### Stated exercise:
Find every line below that contains the word "информационно" and copy it out.

### Record set:
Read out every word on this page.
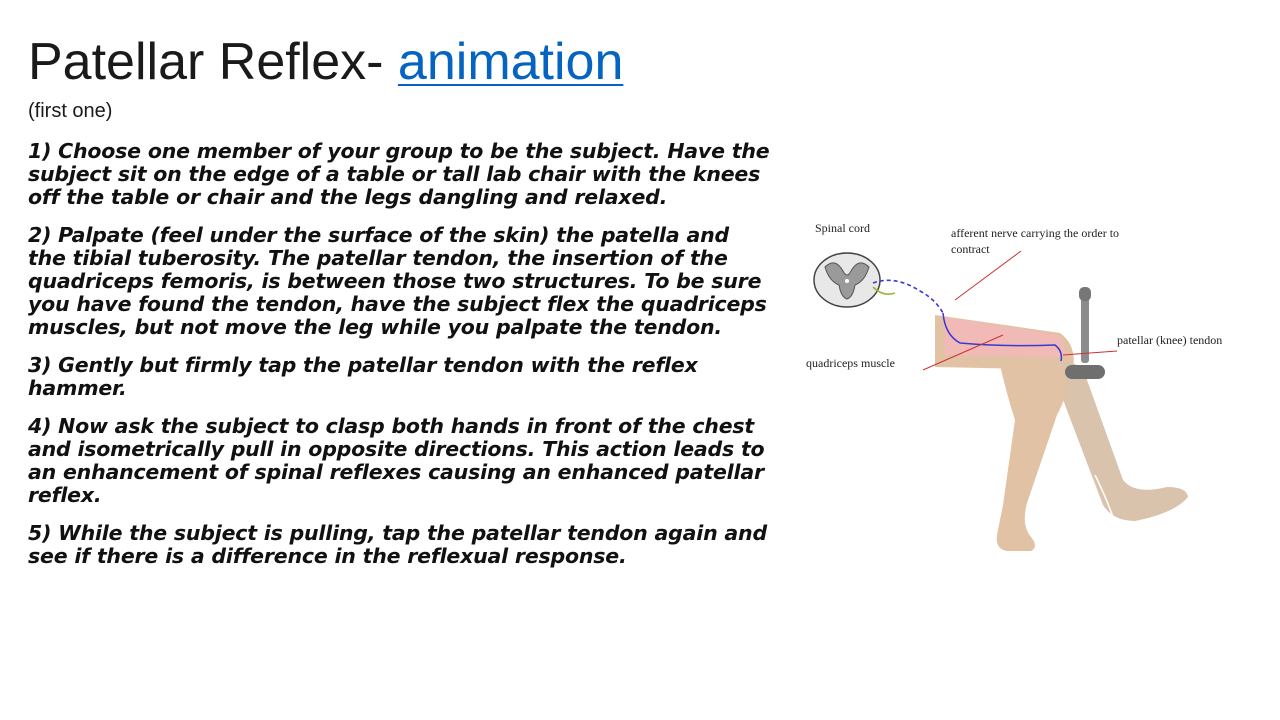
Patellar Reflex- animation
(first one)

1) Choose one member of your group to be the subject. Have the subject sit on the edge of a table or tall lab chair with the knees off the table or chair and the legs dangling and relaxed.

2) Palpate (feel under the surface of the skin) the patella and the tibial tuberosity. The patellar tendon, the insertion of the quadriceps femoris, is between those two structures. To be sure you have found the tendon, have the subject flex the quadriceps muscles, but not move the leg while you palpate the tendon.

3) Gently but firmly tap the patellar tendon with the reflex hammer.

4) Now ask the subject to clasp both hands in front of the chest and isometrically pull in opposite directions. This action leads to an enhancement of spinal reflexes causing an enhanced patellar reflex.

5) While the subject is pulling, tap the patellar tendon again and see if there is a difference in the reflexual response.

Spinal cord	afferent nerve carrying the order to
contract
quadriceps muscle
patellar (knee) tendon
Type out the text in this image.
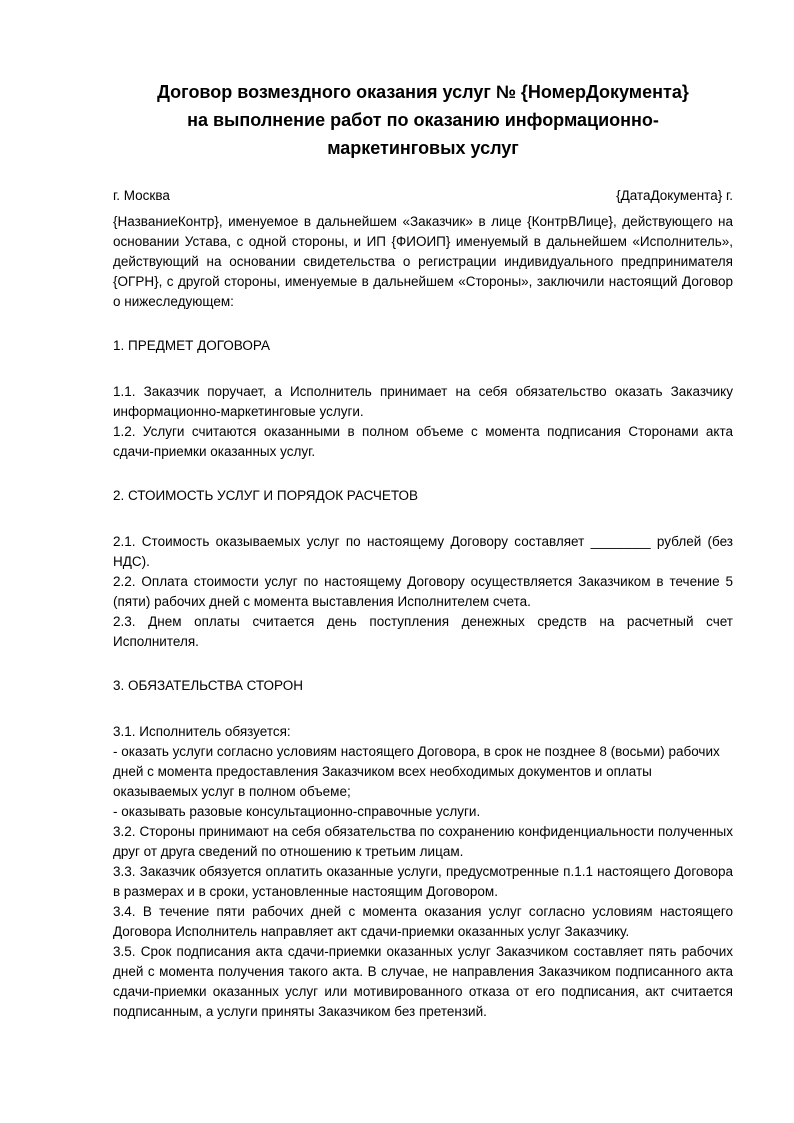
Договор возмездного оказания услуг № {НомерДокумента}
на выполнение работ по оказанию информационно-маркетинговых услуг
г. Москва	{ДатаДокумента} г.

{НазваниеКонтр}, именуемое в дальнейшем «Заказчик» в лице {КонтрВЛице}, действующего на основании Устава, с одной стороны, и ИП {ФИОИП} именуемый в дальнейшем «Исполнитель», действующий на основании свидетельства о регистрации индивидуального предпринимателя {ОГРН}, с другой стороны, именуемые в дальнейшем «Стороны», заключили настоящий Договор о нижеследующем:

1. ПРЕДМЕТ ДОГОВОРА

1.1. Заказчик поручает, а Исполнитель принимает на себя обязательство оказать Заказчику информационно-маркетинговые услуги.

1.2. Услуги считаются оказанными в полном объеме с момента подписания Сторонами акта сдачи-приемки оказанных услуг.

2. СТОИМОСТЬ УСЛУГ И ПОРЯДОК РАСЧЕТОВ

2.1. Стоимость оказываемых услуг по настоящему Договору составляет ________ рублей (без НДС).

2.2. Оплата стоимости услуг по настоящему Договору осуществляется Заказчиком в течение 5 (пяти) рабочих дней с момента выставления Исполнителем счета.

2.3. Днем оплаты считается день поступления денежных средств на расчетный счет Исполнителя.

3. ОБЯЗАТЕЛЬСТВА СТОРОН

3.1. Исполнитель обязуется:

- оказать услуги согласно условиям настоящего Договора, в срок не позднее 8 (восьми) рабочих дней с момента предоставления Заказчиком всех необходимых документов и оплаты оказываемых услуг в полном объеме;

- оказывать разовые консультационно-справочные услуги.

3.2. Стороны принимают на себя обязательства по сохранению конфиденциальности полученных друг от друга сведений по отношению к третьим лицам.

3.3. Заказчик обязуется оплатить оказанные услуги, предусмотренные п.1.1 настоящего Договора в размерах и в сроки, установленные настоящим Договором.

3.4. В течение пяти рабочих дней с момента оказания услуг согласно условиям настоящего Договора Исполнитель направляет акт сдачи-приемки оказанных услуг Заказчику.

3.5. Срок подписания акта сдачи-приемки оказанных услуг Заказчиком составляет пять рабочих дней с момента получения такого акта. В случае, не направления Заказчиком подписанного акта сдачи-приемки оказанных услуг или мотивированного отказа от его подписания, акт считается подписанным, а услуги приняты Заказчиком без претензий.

### Response to this exercise:
на выполнение работ по оказанию информационно-маркетинговых услуг
1.1. Заказчик поручает, а Исполнитель принимает на себя обязательство оказать Заказчику информационно-маркетинговые услуги.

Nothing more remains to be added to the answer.